#### Dataset items:
◇ ◇ ◇ ◇ ◇
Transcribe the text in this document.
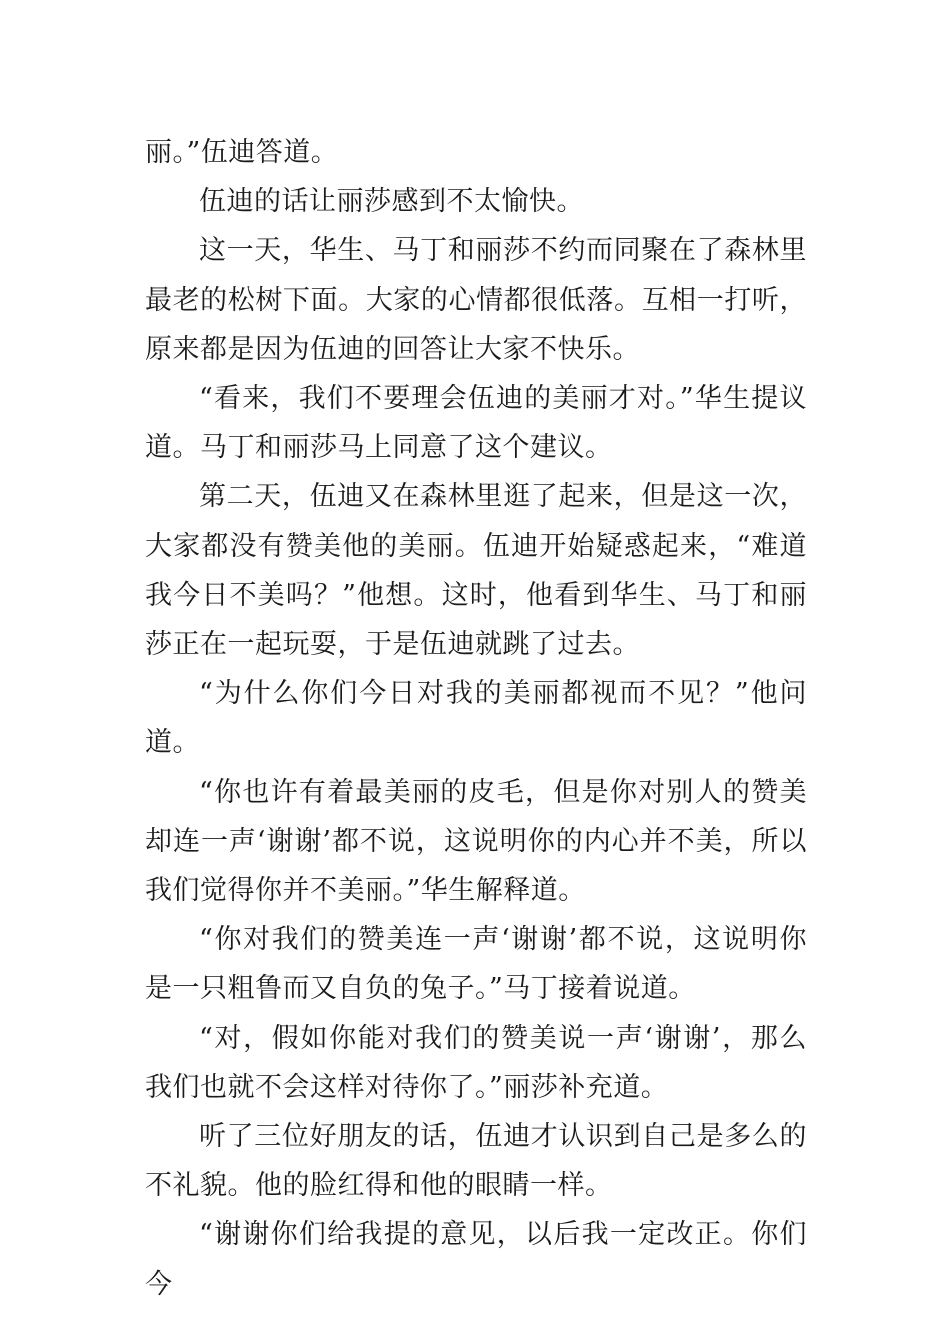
丽。”伍迪答道。

伍迪的话让丽莎感到不太愉快。

这一天，华生、马丁和丽莎不约而同聚在了森林里最老的松树下面。大家的心情都很低落。互相一打听，原来都是因为伍迪的回答让大家不快乐。

“看来，我们不要理会伍迪的美丽才对。”华生提议道。马丁和丽莎马上同意了这个建议。

第二天，伍迪又在森林里逛了起来，但是这一次，大家都没有赞美他的美丽。伍迪开始疑惑起来，“难道我今日不美吗？”他想。这时，他看到华生、马丁和丽莎正在一起玩耍，于是伍迪就跳了过去。

“为什么你们今日对我的美丽都视而不见？”他问道。

“你也许有着最美丽的皮毛，但是你对别人的赞美却连一声‘谢谢’都不说，这说明你的内心并不美，所以我们觉得你并不美丽。”华生解释道。

“你对我们的赞美连一声‘谢谢’都不说，这说明你是一只粗鲁而又自负的兔子。”马丁接着说道。

“对，假如你能对我们的赞美说一声‘谢谢’，那么我们也就不会这样对待你了。”丽莎补充道。

听了三位好朋友的话，伍迪才认识到自己是多么的不礼貌。他的脸红得和他的眼睛一样。

“谢谢你们给我提的意见，以后我一定改正。你们今
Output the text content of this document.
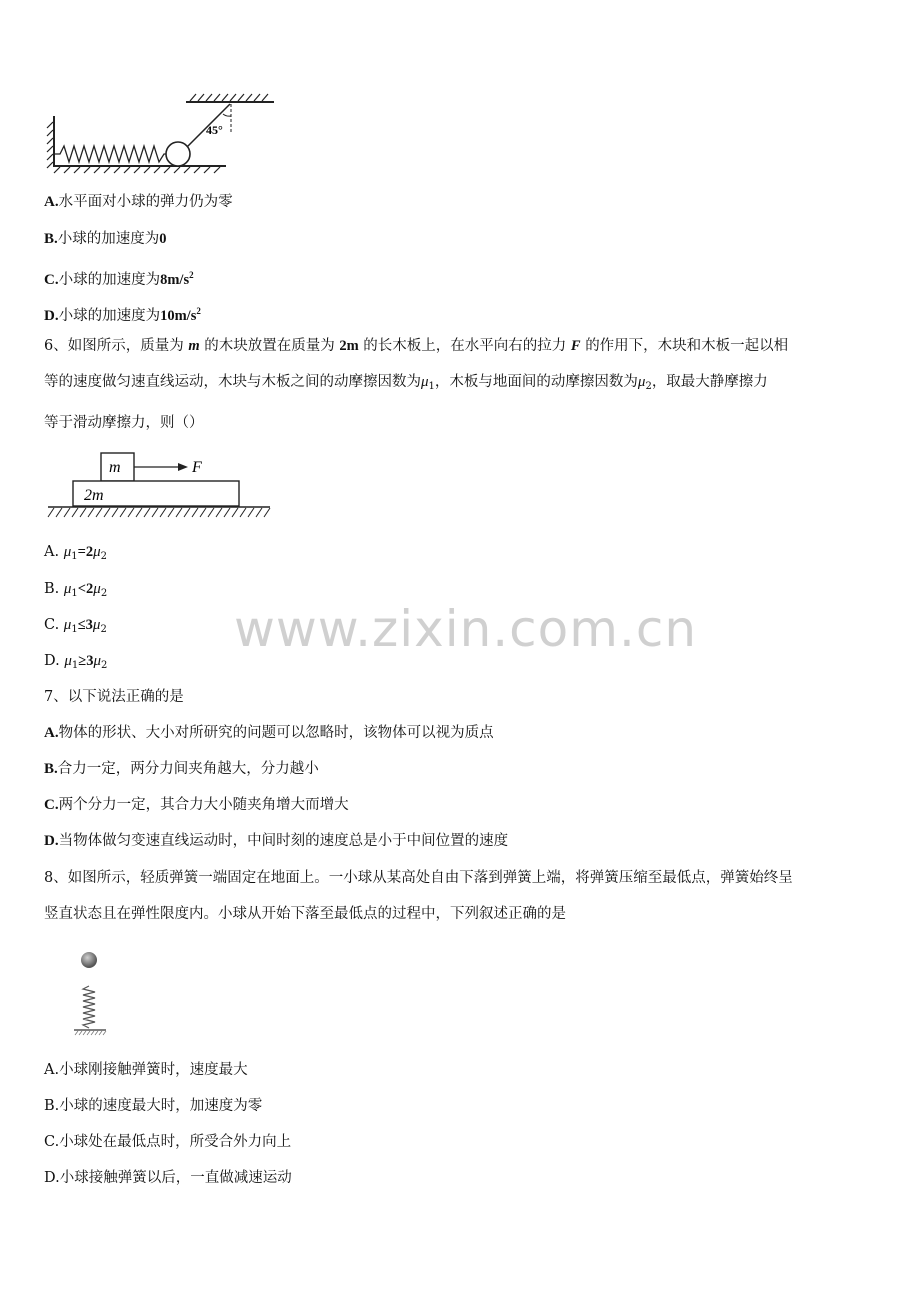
45°
A.水平面对小球的弹力仍为零
B.小球的加速度为0
C.小球的加速度为$8m/s^2$
D.小球的加速度为$10m/s^2$
6、如图所示，质量为 m 的木块放置在质量为 2m 的长木板上，在水平向右的拉力 F 的作用下，木块和木板一起以相
等的速度做匀速直线运动，木块与木板之间的动摩擦因数为$\mu_1$，木板与地面间的动摩擦因数为$\mu_2$，取最大静摩擦力
等于滑动摩擦力，则（）
m	F
2m
A. $\mu_1=2\mu_2$
B. $\mu_1<2\mu_2$
C. $\mu_1\le 3\mu_2$
D. $\mu_1\ge 3\mu_2$
www.zixin.com.cn
7、以下说法正确的是
A.物体的形状、大小对所研究的问题可以忽略时，该物体可以视为质点
B.合力一定，两分力间夹角越大，分力越小
C.两个分力一定，其合力大小随夹角增大而增大
D.当物体做匀变速直线运动时，中间时刻的速度总是小于中间位置的速度
8、如图所示，轻质弹簧一端固定在地面上。一小球从某高处自由下落到弹簧上端，将弹簧压缩至最低点，弹簧始终呈
竖直状态且在弹性限度内。小球从开始下落至最低点的过程中，下列叙述正确的是
A.小球刚接触弹簧时，速度最大
B.小球的速度最大时，加速度为零
C.小球处在最低点时，所受合外力向上
D.小球接触弹簧以后，一直做减速运动
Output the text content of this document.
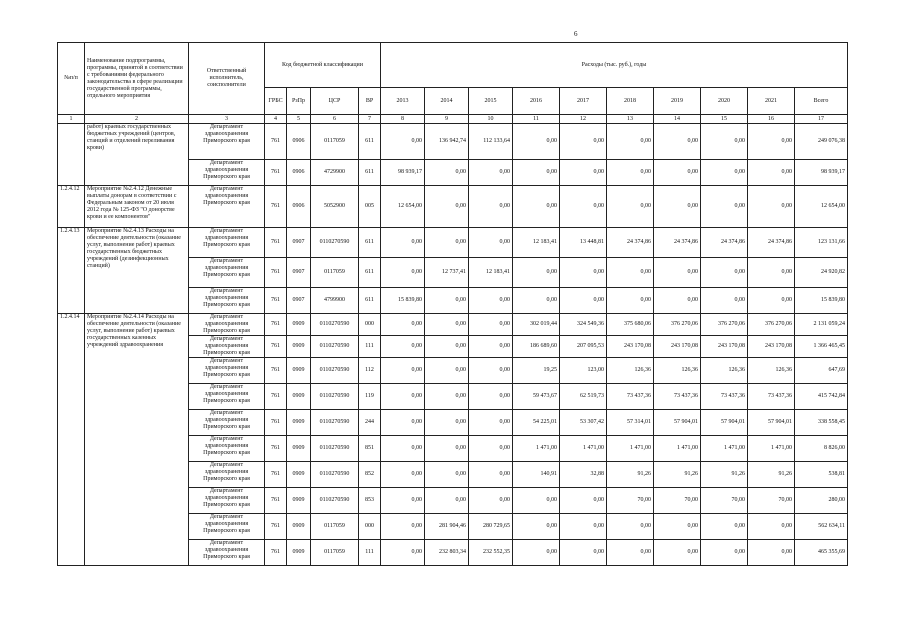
6
№п/п	Наименование подпрограммы, программы, принятой в соответствии с требованиями федерального законодательства в сфере реализации государственной программы, отдельного мероприятия	Ответственный исполнитель, соисполнители	Код бюджетной классификации				Расходы (тыс. руб.), годы									
			ГРБС	РзПр	ЦСР	ВР	2013	2014	2015	2016	2017	2018	2019	2020	2021	Всего
1	2	3	4	5	6	7	8	9	10	11	12	13	14	15	16	17
	работ) краевых государственных бюджетных учреждений (центров, станций и отделений переливания крови)	Департамент здравоохранения Приморского края	761	0906	0117059	611	0,00	136 942,74	112 133,64	0,00	0,00	0,00	0,00	0,00	0,00	249 076,38
		Департамент здравоохранения Приморского края	761	0906	4729900	611	98 939,17	0,00	0,00	0,00	0,00	0,00	0,00	0,00	0,00	98 939,17
1.2.4.12	Мероприятие №2.4.12 Денежные выплаты донорам в соответствии с Федеральным законом от 20 июля 2012 года № 125-ФЗ "О донорстве крови и ее компонентов"	Департамент здравоохранения Приморского края	761	0906	5052900	005	12 654,00	0,00	0,00	0,00	0,00	0,00	0,00	0,00	0,00	12 654,00
1.2.4.13	Мероприятие №2.4.13 Расходы на обеспечение деятельности (оказание услуг, выполнение работ) краевых государственных бюджетных учреждений (дезинфекционных станций)	Департамент здравоохранения Приморского края	761	0907	0110270590	611	0,00	0,00	0,00	12 183,41	13 448,81	24 374,86	24 374,86	24 374,86	24 374,86	123 131,66
		Департамент здравоохранения Приморского края	761	0907	0117059	611	0,00	12 737,41	12 183,41	0,00	0,00	0,00	0,00	0,00	0,00	24 920,82
		Департамент здравоохранения Приморского края	761	0907	4799900	611	15 839,80	0,00	0,00	0,00	0,00	0,00	0,00	0,00	0,00	15 839,80
1.2.4.14	Мероприятие №2.4.14 Расходы на обеспечение деятельности (оказание услуг, выполнение работ) краевых государственных казенных учреждений здравоохранения	Департамент здравоохранения Приморского края	761	0909	0110270590	000	0,00	0,00	0,00	302 019,44	324 549,36	375 680,06	376 270,06	376 270,06	376 270,06	2 131 059,24
		Департамент здравоохранения Приморского края	761	0909	0110270590	111	0,00	0,00	0,00	186 689,60	207 095,53	243 170,08	243 170,08	243 170,08	243 170,08	1 366 465,45
		Департамент здравоохранения Приморского края	761	0909	0110270590	112	0,00	0,00	0,00	19,25	123,00	126,36	126,36	126,36	126,36	647,69
		Департамент здравоохранения Приморского края	761	0909	0110270590	119	0,00	0,00	0,00	59 473,67	62 519,73	73 437,36	73 437,36	73 437,36	73 437,36	415 742,84
		Департамент здравоохранения Приморского края	761	0909	0110270590	244	0,00	0,00	0,00	54 225,01	53 307,42	57 314,01	57 904,01	57 904,01	57 904,01	338 558,45
		Департамент здравоохранения Приморского края	761	0909	0110270590	851	0,00	0,00	0,00	1 471,00	1 471,00	1 471,00	1 471,00	1 471,00	1 471,00	8 826,00
		Департамент здравоохранения Приморского края	761	0909	0110270590	852	0,00	0,00	0,00	140,91	32,88	91,26	91,26	91,26	91,26	538,81
		Департамент здравоохранения Приморского края	761	0909	0110270590	853	0,00	0,00	0,00	0,00	0,00	70,00	70,00	70,00	70,00	280,00
		Департамент здравоохранения Приморского края	761	0909	0117059	000	0,00	281 904,46	280 729,65	0,00	0,00	0,00	0,00	0,00	0,00	562 634,11
		Департамент здравоохранения Приморского края	761	0909	0117059	111	0,00	232 803,34	232 552,35	0,00	0,00	0,00	0,00	0,00	0,00	465 355,69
◇ ◇ ◇ ◇ ◇
#### EXERCISE DIRECTIONS:
All lines holding the word "如图所示" should be picked out and copied.

#### TASK SOLUTION:
6、如图所示，质量为 m 的木块放置在质量为 2m 的长木板上，在水平向右的拉力 F 的作用下，木块和木板一起以相
8、如图所示，轻质弹簧一端固定在地面上。一小球从某高处自由下落到弹簧上端，将弹簧压缩至最低点，弹簧始终呈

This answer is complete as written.